— BEGIN —
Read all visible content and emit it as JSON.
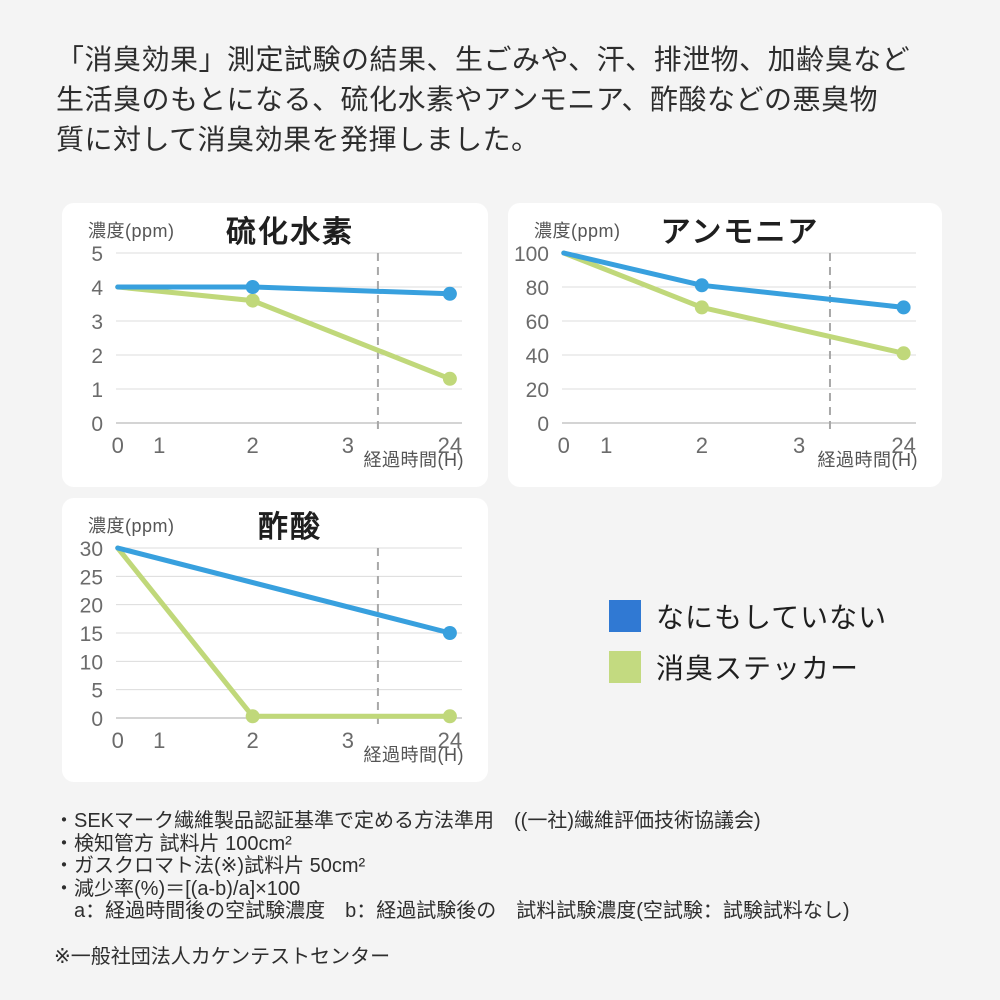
{
  "header": {
    "lines": [
      "「消臭効果」測定試験の結果、生ごみや、汗、排泄物、加齢臭など",
      "生活臭のもとになる、硫化水素やアンモニア、酢酸などの悪臭物",
      "質に対して消臭効果を発揮しました。"
    ]
  },
  "colors": {
    "line_blue": "#38a0de",
    "line_green": "#c0d87a",
    "legend_blue": "#3079d3",
    "legend_green": "#c3da80",
    "grid": "#dcdcdc",
    "axis": "#c6c6c6",
    "dashed": "#a8a8a8",
    "card_background": "#ffffff",
    "page_background": "#f4f4f4"
  },
  "chart_data": [
    {
      "type": "line",
      "title": "硫化水素",
      "ylabel": "濃度(ppm)",
      "xlabel": "経過時間(H)",
      "x_ticks": [
        "0",
        "1",
        "2",
        "3",
        "24"
      ],
      "y_ticks": [
        5,
        4,
        3,
        2,
        1,
        0
      ],
      "ylim": [
        0,
        5
      ],
      "grid": true,
      "axis_break_between": [
        "3",
        "24"
      ],
      "series": [
        {
          "name": "なにもしていない",
          "color": "#38a0de",
          "x": [
            "0",
            "2",
            "24"
          ],
          "values": [
            4,
            4,
            3.8
          ]
        },
        {
          "name": "消臭ステッカー",
          "color": "#c0d87a",
          "x": [
            "0",
            "2",
            "24"
          ],
          "values": [
            4,
            3.6,
            1.3
          ]
        }
      ]
    },
    {
      "type": "line",
      "title": "アンモニア",
      "ylabel": "濃度(ppm)",
      "xlabel": "経過時間(H)",
      "x_ticks": [
        "0",
        "1",
        "2",
        "3",
        "24"
      ],
      "y_ticks": [
        100,
        80,
        60,
        40,
        20,
        0
      ],
      "ylim": [
        0,
        100
      ],
      "grid": true,
      "axis_break_between": [
        "3",
        "24"
      ],
      "series": [
        {
          "name": "なにもしていない",
          "color": "#38a0de",
          "x": [
            "0",
            "2",
            "24"
          ],
          "values": [
            100,
            81,
            68
          ]
        },
        {
          "name": "消臭ステッカー",
          "color": "#c0d87a",
          "x": [
            "0",
            "2",
            "24"
          ],
          "values": [
            100,
            68,
            41
          ]
        }
      ]
    },
    {
      "type": "line",
      "title": "酢酸",
      "ylabel": "濃度(ppm)",
      "xlabel": "経過時間(H)",
      "x_ticks": [
        "0",
        "1",
        "2",
        "3",
        "24"
      ],
      "y_ticks": [
        30,
        25,
        20,
        15,
        10,
        5,
        0
      ],
      "ylim": [
        0,
        30
      ],
      "grid": true,
      "axis_break_between": [
        "3",
        "24"
      ],
      "series": [
        {
          "name": "なにもしていない",
          "color": "#38a0de",
          "x": [
            "0",
            "24"
          ],
          "values": [
            30,
            15
          ]
        },
        {
          "name": "消臭ステッカー",
          "color": "#c0d87a",
          "x": [
            "0",
            "2",
            "24"
          ],
          "values": [
            30,
            0.3,
            0.3
          ]
        }
      ]
    }
  ],
  "legend": {
    "items": [
      {
        "label": "なにもしていない",
        "color": "#3079d3"
      },
      {
        "label": "消臭ステッカー",
        "color": "#c3da80"
      }
    ]
  },
  "footnotes": {
    "lines": [
      "・SEKマーク繊維製品認証基準で定める方法準用　((一社)繊維評価技術協議会)",
      "・検知管方 試料片 100cm²",
      "・ガスクロマト法(※)試料片 50cm²",
      "・減少率(%)＝[(a-b)/a]×100",
      "　a：経過時間後の空試験濃度　b：経過試験後の　試料試験濃度(空試験：試験試料なし)"
    ],
    "source": "※一般社団法人カケンテストセンター"
  }
}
— END —
*Problem to solve*:
The pictures in the entries should be left out; output everything else exactly.

*Exercise response*:
Read all visible content and emit it as JSON.
{
  "header": {
    "lines": [
      "「消臭効果」測定試験の結果、生ごみや、汗、排泄物、加齢臭など",
      "生活臭のもとになる、硫化水素やアンモニア、酢酸などの悪臭物",
      "質に対して消臭効果を発揮しました。"
    ]
  },
  "colors": {
    "line_blue": "#38a0de",
    "line_green": "#c0d87a",
    "legend_blue": "#3079d3",
    "legend_green": "#c3da80",
    "grid": "#dcdcdc",
    "axis": "#c6c6c6",
    "dashed": "#a8a8a8",
    "card_background": "#ffffff",
    "page_background": "#f4f4f4"
  },
  "chart_data": [
    {
      "type": "line",
      "title": "硫化水素",
      "ylabel": "濃度(ppm)",
      "xlabel": "経過時間(H)",
      "x_ticks": [
        "0",
        "1",
        "2",
        "3",
        "24"
      ],
      "y_ticks": [
        5,
        4,
        3,
        2,
        1,
        0
      ],
      "ylim": [
        0,
        5
      ],
      "grid": true,
      "axis_break_between": [
        "3",
        "24"
      ],
      "series": [
        {
          "name": "なにもしていない",
          "color": "#38a0de",
          "x": [
            "0",
            "2",
            "24"
          ],
          "values": [
            4,
            4,
            3.8
          ]
        },
        {
          "name": "消臭ステッカー",
          "color": "#c0d87a",
          "x": [
            "0",
            "2",
            "24"
          ],
          "values": [
            4,
            3.6,
            1.3
          ]
        }
      ]
    },
    {
      "type": "line",
      "title": "アンモニア",
      "ylabel": "濃度(ppm)",
      "xlabel": "経過時間(H)",
      "x_ticks": [
        "0",
        "1",
        "2",
        "3",
        "24"
      ],
      "y_ticks": [
        100,
        80,
        60,
        40,
        20,
        0
      ],
      "ylim": [
        0,
        100
      ],
      "grid": true,
      "axis_break_between": [
        "3",
        "24"
      ],
      "series": [
        {
          "name": "なにもしていない",
          "color": "#38a0de",
          "x": [
            "0",
            "2",
            "24"
          ],
          "values": [
            100,
            81,
            68
          ]
        },
        {
          "name": "消臭ステッカー",
          "color": "#c0d87a",
          "x": [
            "0",
            "2",
            "24"
          ],
          "values": [
            100,
            68,
            41
          ]
        }
      ]
    },
    {
      "type": "line",
      "title": "酢酸",
      "ylabel": "濃度(ppm)",
      "xlabel": "経過時間(H)",
      "x_ticks": [
        "0",
        "1",
        "2",
        "3",
        "24"
      ],
      "y_ticks": [
        30,
        25,
        20,
        15,
        10,
        5,
        0
      ],
      "ylim": [
        0,
        30
      ],
      "grid": true,
      "axis_break_between": [
        "3",
        "24"
      ],
      "series": [
        {
          "name": "なにもしていない",
          "color": "#38a0de",
          "x": [
            "0",
            "24"
          ],
          "values": [
            30,
            15
          ]
        },
        {
          "name": "消臭ステッカー",
          "color": "#c0d87a",
          "x": [
            "0",
            "2",
            "24"
          ],
          "values": [
            30,
            0.3,
            0.3
          ]
        }
      ]
    }
  ],
  "legend": {
    "items": [
      {
        "label": "なにもしていない",
        "color": "#3079d3"
      },
      {
        "label": "消臭ステッカー",
        "color": "#c3da80"
      }
    ]
  },
  "footnotes": {
    "lines": [
      "・SEKマーク繊維製品認証基準で定める方法準用　((一社)繊維評価技術協議会)",
      "・検知管方 試料片 100cm²",
      "・ガスクロマト法(※)試料片 50cm²",
      "・減少率(%)＝[(a-b)/a]×100",
      "　a：経過時間後の空試験濃度　b：経過試験後の　試料試験濃度(空試験：試験試料なし)"
    ],
    "source": "※一般社団法人カケンテストセンター"
  }
}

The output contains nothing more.